Find the lines that hold the word "Subscribe" and return them.

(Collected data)

○ ○ ○ ○ ○

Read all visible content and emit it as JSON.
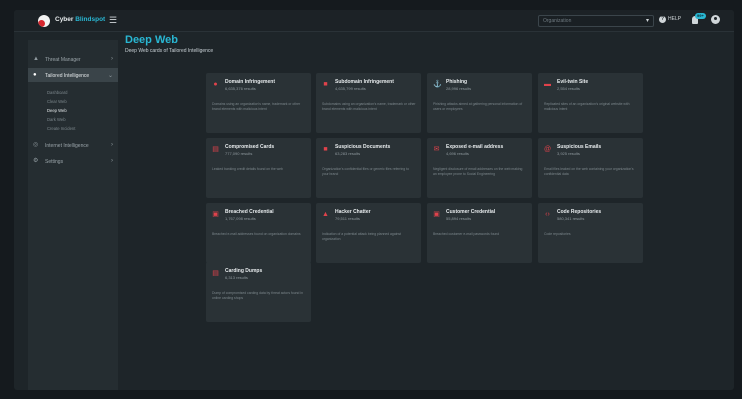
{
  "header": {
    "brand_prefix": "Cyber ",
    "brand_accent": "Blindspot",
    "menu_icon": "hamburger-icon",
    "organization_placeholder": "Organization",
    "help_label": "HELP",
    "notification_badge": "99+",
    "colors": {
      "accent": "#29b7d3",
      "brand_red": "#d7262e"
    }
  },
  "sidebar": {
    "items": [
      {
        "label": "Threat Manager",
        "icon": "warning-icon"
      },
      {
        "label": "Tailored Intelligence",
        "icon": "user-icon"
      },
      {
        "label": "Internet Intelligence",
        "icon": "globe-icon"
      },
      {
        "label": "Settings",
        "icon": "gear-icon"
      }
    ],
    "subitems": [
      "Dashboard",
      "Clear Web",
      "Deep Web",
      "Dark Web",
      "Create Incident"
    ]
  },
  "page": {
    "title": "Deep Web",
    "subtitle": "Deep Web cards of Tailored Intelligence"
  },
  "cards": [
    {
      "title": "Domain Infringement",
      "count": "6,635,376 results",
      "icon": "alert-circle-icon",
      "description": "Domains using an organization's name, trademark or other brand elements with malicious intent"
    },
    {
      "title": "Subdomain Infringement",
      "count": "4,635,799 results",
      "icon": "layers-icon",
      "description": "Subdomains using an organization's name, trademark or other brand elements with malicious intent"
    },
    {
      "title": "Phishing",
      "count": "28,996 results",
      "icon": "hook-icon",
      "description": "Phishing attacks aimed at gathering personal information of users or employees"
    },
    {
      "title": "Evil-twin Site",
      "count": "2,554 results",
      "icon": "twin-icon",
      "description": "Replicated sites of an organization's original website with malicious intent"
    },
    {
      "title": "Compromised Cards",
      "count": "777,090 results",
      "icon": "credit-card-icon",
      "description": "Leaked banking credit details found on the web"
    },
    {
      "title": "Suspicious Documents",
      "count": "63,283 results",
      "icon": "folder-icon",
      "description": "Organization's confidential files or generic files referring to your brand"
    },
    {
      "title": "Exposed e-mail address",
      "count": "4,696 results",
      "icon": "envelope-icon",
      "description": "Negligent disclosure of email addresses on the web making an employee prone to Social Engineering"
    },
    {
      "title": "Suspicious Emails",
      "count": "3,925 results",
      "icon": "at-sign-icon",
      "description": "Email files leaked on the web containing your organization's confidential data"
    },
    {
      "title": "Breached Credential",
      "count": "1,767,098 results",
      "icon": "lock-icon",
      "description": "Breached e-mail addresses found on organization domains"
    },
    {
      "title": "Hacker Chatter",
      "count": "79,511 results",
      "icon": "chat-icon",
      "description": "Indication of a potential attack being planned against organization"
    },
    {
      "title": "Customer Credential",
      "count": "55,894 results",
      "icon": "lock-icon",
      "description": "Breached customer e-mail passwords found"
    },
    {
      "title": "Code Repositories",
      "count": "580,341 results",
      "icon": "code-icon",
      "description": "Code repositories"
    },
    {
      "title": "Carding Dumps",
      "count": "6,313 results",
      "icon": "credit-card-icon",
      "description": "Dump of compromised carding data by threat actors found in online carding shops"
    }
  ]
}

○ ○ ○ ○ ○

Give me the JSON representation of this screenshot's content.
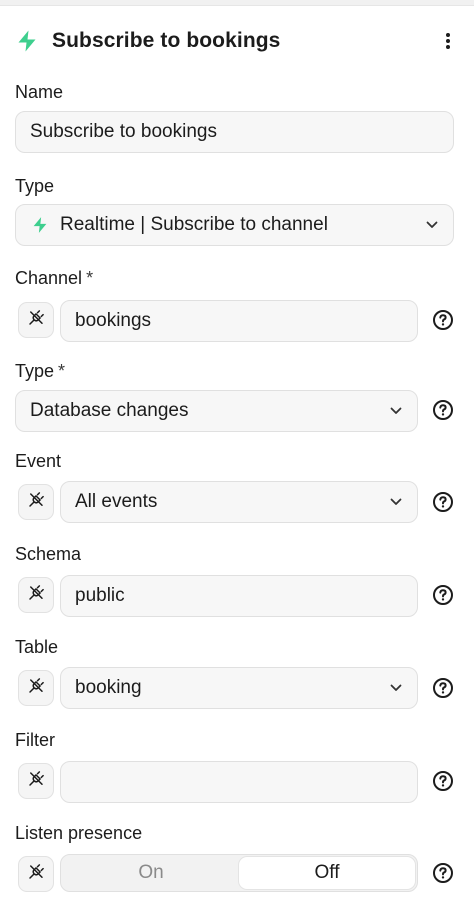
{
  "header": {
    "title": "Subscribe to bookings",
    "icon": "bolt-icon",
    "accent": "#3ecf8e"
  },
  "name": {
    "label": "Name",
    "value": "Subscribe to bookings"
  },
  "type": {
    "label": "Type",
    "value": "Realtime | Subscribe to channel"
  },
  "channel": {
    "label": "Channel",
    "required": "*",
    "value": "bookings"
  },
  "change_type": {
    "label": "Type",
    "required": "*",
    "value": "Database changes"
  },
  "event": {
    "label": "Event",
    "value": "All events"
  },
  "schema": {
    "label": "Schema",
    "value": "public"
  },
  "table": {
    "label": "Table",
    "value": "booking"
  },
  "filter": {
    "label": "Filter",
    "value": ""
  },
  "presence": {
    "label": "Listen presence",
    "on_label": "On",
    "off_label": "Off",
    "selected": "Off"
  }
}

○ ○ ○ ○ ○

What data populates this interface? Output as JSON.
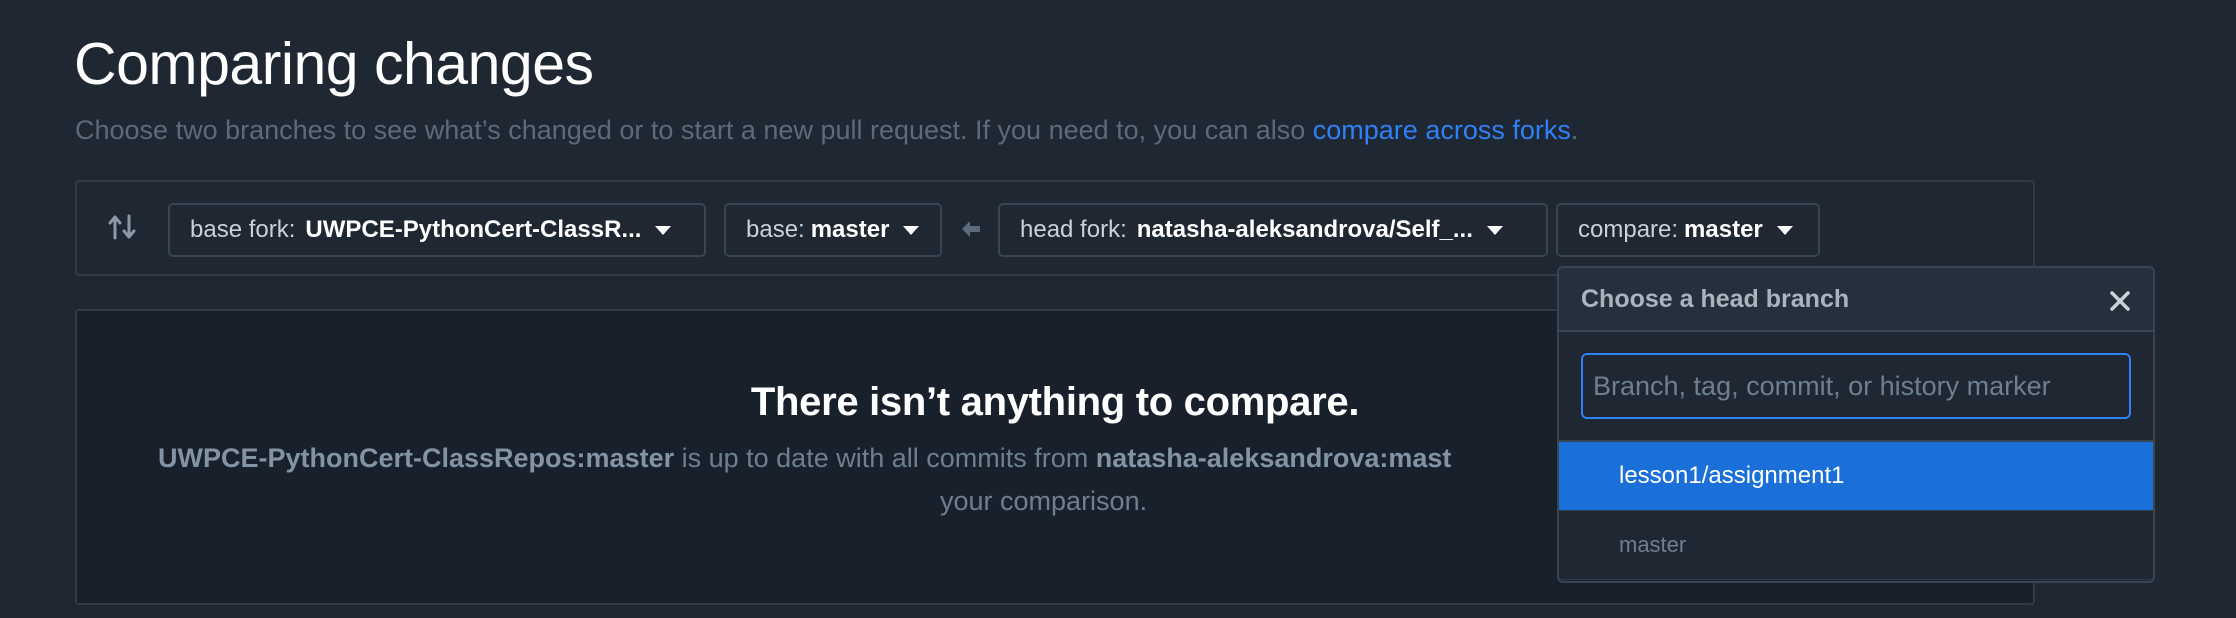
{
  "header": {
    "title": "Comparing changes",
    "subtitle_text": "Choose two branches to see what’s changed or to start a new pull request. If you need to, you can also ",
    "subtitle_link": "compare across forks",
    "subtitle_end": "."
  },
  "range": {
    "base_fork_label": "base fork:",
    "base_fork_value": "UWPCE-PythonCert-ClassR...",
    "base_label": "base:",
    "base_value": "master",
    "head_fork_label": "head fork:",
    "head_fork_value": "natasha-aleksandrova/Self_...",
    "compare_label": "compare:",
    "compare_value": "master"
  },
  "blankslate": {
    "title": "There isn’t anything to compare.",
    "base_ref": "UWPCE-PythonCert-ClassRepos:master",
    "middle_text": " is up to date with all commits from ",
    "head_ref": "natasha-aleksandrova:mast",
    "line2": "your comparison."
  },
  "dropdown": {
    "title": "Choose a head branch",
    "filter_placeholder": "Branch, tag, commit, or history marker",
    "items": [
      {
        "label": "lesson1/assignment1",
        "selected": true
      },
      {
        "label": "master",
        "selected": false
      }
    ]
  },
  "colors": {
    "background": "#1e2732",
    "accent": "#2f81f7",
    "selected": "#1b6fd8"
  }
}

○ ○ ○ ○ ○

> [RESPONSE]
    "title": "Subscribe to bookings",
    "value": "Subscribe to bookings"
    "value": "Realtime | Subscribe to channel"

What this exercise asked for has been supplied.